Send back the entries below exactly as they appear.

## Start

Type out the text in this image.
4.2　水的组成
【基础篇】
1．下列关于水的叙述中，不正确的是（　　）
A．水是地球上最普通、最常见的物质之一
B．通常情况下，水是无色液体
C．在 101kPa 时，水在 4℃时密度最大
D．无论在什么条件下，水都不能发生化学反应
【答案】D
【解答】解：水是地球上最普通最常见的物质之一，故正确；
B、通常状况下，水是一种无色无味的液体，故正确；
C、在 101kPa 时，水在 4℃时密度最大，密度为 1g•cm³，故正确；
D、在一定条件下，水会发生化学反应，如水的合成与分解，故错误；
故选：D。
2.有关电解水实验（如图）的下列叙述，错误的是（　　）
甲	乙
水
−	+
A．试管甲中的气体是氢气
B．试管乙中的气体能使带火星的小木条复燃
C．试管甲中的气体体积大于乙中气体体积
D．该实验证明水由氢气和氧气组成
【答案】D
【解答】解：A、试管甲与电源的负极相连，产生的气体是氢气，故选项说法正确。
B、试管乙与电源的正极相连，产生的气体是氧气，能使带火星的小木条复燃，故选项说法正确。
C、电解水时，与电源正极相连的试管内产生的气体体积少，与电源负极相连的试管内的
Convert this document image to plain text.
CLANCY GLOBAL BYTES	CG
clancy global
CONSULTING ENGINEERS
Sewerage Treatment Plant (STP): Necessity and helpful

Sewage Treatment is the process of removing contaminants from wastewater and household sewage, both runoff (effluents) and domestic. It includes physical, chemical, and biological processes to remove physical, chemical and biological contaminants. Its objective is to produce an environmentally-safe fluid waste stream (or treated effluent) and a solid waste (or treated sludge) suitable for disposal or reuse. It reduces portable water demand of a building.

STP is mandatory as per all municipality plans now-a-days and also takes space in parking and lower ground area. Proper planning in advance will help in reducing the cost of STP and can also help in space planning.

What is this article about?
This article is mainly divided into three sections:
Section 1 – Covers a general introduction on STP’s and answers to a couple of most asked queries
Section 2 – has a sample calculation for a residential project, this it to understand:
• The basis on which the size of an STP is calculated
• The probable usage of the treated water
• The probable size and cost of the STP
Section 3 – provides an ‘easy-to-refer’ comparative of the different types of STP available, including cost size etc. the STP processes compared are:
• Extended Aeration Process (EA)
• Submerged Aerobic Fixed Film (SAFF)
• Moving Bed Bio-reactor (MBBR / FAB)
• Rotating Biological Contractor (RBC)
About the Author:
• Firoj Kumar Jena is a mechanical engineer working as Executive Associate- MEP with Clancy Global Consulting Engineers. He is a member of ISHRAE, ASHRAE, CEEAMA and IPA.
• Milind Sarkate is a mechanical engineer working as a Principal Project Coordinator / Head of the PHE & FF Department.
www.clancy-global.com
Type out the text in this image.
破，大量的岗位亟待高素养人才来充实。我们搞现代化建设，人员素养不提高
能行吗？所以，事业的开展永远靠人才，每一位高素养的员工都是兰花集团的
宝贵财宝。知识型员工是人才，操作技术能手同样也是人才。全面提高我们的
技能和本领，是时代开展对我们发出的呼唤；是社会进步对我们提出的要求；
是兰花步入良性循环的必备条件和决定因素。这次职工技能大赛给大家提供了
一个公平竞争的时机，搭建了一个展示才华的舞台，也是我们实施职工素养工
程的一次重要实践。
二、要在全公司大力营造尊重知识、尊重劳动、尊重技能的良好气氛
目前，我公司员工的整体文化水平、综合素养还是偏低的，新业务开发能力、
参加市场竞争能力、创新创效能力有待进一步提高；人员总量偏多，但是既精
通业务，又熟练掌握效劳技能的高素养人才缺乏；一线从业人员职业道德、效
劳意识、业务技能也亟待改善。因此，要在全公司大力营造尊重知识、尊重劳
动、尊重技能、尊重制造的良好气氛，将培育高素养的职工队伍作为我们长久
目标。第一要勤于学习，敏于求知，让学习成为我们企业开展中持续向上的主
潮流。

## End

EXERCISE RESPONSE:
Type out the text in this image.
4.2　水的组成
【基础篇】
1．下列关于水的叙述中，不正确的是（　　）
A．水是地球上最普通、最常见的物质之一
B．通常情况下，水是无色液体
C．在 101kPa 时，水在 4℃时密度最大
D．无论在什么条件下，水都不能发生化学反应
【答案】D
【解答】解：水是地球上最普通最常见的物质之一，故正确；
B、通常状况下，水是一种无色无味的液体，故正确；
C、在 101kPa 时，水在 4℃时密度最大，密度为 1g•cm³，故正确；
D、在一定条件下，水会发生化学反应，如水的合成与分解，故错误；
故选：D。
2.有关电解水实验（如图）的下列叙述，错误的是（　　）
甲	乙
水
−	+
A．试管甲中的气体是氢气
B．试管乙中的气体能使带火星的小木条复燃
C．试管甲中的气体体积大于乙中气体体积
D．该实验证明水由氢气和氧气组成
【答案】D
【解答】解：A、试管甲与电源的负极相连，产生的气体是氢气，故选项说法正确。
B、试管乙与电源的正极相连，产生的气体是氧气，能使带火星的小木条复燃，故选项说法正确。
C、电解水时，与电源正极相连的试管内产生的气体体积少，与电源负极相连的试管内的
Convert this document image to plain text.
CLANCY GLOBAL BYTES	CG
clancy global
CONSULTING ENGINEERS
Sewerage Treatment Plant (STP): Necessity and helpful

Sewage Treatment is the process of removing contaminants from wastewater and household sewage, both runoff (effluents) and domestic. It includes physical, chemical, and biological processes to remove physical, chemical and biological contaminants. Its objective is to produce an environmentally-safe fluid waste stream (or treated effluent) and a solid waste (or treated sludge) suitable for disposal or reuse. It reduces portable water demand of a building.

STP is mandatory as per all municipality plans now-a-days and also takes space in parking and lower ground area. Proper planning in advance will help in reducing the cost of STP and can also help in space planning.

What is this article about?
This article is mainly divided into three sections:
Section 1 – Covers a general introduction on STP’s and answers to a couple of most asked queries
Section 2 – has a sample calculation for a residential project, this it to understand:
• The basis on which the size of an STP is calculated
• The probable usage of the treated water
• The probable size and cost of the STP
Section 3 – provides an ‘easy-to-refer’ comparative of the different types of STP available, including cost size etc. the STP processes compared are:
• Extended Aeration Process (EA)
• Submerged Aerobic Fixed Film (SAFF)
• Moving Bed Bio-reactor (MBBR / FAB)
• Rotating Biological Contractor (RBC)
About the Author:
• Firoj Kumar Jena is a mechanical engineer working as Executive Associate- MEP with Clancy Global Consulting Engineers. He is a member of ISHRAE, ASHRAE, CEEAMA and IPA.
• Milind Sarkate is a mechanical engineer working as a Principal Project Coordinator / Head of the PHE & FF Department.
www.clancy-global.com
Type out the text in this image.
破，大量的岗位亟待高素养人才来充实。我们搞现代化建设，人员素养不提高
能行吗？所以，事业的开展永远靠人才，每一位高素养的员工都是兰花集团的
宝贵财宝。知识型员工是人才，操作技术能手同样也是人才。全面提高我们的
技能和本领，是时代开展对我们发出的呼唤；是社会进步对我们提出的要求；
是兰花步入良性循环的必备条件和决定因素。这次职工技能大赛给大家提供了
一个公平竞争的时机，搭建了一个展示才华的舞台，也是我们实施职工素养工
程的一次重要实践。
二、要在全公司大力营造尊重知识、尊重劳动、尊重技能的良好气氛
目前，我公司员工的整体文化水平、综合素养还是偏低的，新业务开发能力、
参加市场竞争能力、创新创效能力有待进一步提高；人员总量偏多，但是既精
通业务，又熟练掌握效劳技能的高素养人才缺乏；一线从业人员职业道德、效
劳意识、业务技能也亟待改善。因此，要在全公司大力营造尊重知识、尊重劳
动、尊重技能、尊重制造的良好气氛，将培育高素养的职工队伍作为我们长久
目标。第一要勤于学习，敏于求知，让学习成为我们企业开展中持续向上的主
潮流。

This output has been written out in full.